Copy every line of the material below word for word.

>>

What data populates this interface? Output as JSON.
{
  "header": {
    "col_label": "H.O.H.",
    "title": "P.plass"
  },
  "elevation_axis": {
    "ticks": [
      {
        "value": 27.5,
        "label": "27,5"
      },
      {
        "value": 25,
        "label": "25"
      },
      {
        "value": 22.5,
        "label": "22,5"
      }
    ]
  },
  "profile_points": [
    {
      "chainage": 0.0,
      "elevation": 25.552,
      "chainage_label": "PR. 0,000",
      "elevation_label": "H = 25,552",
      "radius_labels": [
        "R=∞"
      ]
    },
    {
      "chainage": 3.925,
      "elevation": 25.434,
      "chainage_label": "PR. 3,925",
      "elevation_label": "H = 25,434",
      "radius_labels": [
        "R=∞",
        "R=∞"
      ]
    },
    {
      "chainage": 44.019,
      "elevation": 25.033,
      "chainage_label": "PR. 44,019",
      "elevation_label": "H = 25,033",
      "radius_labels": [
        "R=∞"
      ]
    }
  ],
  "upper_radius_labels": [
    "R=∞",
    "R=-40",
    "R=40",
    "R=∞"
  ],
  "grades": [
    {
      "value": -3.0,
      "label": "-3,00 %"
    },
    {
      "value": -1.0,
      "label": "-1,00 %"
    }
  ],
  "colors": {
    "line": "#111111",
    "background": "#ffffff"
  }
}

<<

SOLUTION
What data populates this interface? Output as JSON.
{
  "header": {
    "col_label": "H.O.H.",
    "title": "P.plass"
  },
  "elevation_axis": {
    "ticks": [
      {
        "value": 27.5,
        "label": "27,5"
      },
      {
        "value": 25,
        "label": "25"
      },
      {
        "value": 22.5,
        "label": "22,5"
      }
    ]
  },
  "profile_points": [
    {
      "chainage": 0.0,
      "elevation": 25.552,
      "chainage_label": "PR. 0,000",
      "elevation_label": "H = 25,552",
      "radius_labels": [
        "R=∞"
      ]
    },
    {
      "chainage": 3.925,
      "elevation": 25.434,
      "chainage_label": "PR. 3,925",
      "elevation_label": "H = 25,434",
      "radius_labels": [
        "R=∞",
        "R=∞"
      ]
    },
    {
      "chainage": 44.019,
      "elevation": 25.033,
      "chainage_label": "PR. 44,019",
      "elevation_label": "H = 25,033",
      "radius_labels": [
        "R=∞"
      ]
    }
  ],
  "upper_radius_labels": [
    "R=∞",
    "R=-40",
    "R=40",
    "R=∞"
  ],
  "grades": [
    {
      "value": -3.0,
      "label": "-3,00 %"
    },
    {
      "value": -1.0,
      "label": "-1,00 %"
    }
  ],
  "colors": {
    "line": "#111111",
    "background": "#ffffff"
  }
}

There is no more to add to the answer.